**Parts of the exercise:**
**A)** Transcribe the passage of the article about the Zakhiku ruins between "Whether your field" and "dig. (Universities of Freiburg and Tübingen, KAO)", inclusive.
**B)** Give the records from their first line through the line holding "maximize-icon xyxy=(888,12,898,22)", inclusive, as a numbered list with blank lines omitted.
====== Source extract ======
Ancient city revealed after dam dries up

The 3,400-year-old ruins in Iraq are thought to be the Bronze Age city of Zakhiku
The narrow patch of land where archeologists excavated the ruins of Zakhiku. (Universities of Freiburg and Tübingen, KAO)


As we all know, climate change is changing the face of the planet. And while most of these changes are not welcome, it is an exciting time if you study any kind of history.

Whether your field is archeology (ancient human civilizations), geology (the planet), or palaeontology (ancient life), melting ice and permafrost, and shifting lands and waters are revealing things that have been hidden for centuries, millennia, even whole eons. We're talking Viking and Roman artifacts, mummies of cave lions, woolly rhinos, and dogs, and so much more.

The latest example of this is an archeological dig in northern Iraq. There, a receding reservoir near the city of Mosul, briefly revealed the ruins of a 3,400-year-old city!

Look what we found!

Another aerial view of the Kemune dig. (Universities of Freiburg and Tübingen, KAO)

Known today as Kemune, this archeological site is thought to be the location of Zakhiku, a stronghold in the Bronze Age Mittani Empire.

Mittani existed between 1600 and 1260 BCE. It was around at the same time as the Assyrian, Babylonian, and Egyptian empires. It had its own language and religion (Hurrian), and was a powerful kingdom for several centuries before eventually being taken over by the Assyrian Empire.

One of the very curious things about Mittani is that archeologists haven't found much native text describing its history. In other words, the descriptions of it tend to come from history written by scholars from other empires.

This makes a find like this extra special. Archeologists have the chance to see if what is in the ruins match the words of their neighbours—and often enemies!
====== Records shown ======
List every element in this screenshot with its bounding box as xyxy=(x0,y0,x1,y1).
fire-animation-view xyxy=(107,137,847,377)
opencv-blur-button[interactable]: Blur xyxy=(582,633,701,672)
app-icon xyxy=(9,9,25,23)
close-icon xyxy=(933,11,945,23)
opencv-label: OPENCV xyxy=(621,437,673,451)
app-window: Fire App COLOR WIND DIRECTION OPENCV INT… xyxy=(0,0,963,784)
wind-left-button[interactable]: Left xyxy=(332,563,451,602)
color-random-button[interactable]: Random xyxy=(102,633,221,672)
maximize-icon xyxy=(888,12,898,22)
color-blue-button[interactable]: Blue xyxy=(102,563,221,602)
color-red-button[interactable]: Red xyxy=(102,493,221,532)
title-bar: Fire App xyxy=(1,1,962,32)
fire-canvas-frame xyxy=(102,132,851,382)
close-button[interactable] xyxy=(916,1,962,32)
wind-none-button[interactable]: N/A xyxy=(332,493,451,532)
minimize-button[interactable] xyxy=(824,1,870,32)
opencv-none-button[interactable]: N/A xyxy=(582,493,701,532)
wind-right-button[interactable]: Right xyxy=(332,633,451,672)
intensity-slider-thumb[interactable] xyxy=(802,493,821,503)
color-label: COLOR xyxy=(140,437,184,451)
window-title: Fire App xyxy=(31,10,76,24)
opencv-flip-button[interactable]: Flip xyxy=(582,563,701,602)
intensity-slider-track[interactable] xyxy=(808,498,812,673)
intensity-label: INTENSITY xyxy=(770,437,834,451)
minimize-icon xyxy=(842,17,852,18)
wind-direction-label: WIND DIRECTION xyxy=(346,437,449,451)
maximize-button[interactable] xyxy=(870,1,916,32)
======
**The answers:**
**A)**
Whether your field is archeology (ancient human civilizations), geology (the planet), or palaeontology (ancient life), melting ice and permafrost, and shifting lands and waters are revealing things that have been hidden for centuries, millennia, even whole eons. We're talking Viking and Roman artifacts, mummies of cave lions, woolly rhinos, and dogs, and so much more.

The latest example of this is an archeological dig in northern Iraq. There, a receding reservoir near the city of Mosul, briefly revealed the ruins of a 3,400-year-old city!

Look what we found!

Another aerial view of the Kemune dig. (Universities of Freiburg and Tübingen, KAO)

**B)**
1. List every element in this screenshot with its bounding box as xyxy=(x0,y0,x1,y1).
2. fire-animation-view xyxy=(107,137,847,377)
3. opencv-blur-button[interactable]: Blur xyxy=(582,633,701,672)
4. app-icon xyxy=(9,9,25,23)
5. close-icon xyxy=(933,11,945,23)
6. opencv-label: OPENCV xyxy=(621,437,673,451)
7. app-window: Fire App COLOR WIND DIRECTION OPENCV INT… xyxy=(0,0,963,784)
8. wind-left-button[interactable]: Left xyxy=(332,563,451,602)
9. color-random-button[interactable]: Random xyxy=(102,633,221,672)
10. maximize-icon xyxy=(888,12,898,22)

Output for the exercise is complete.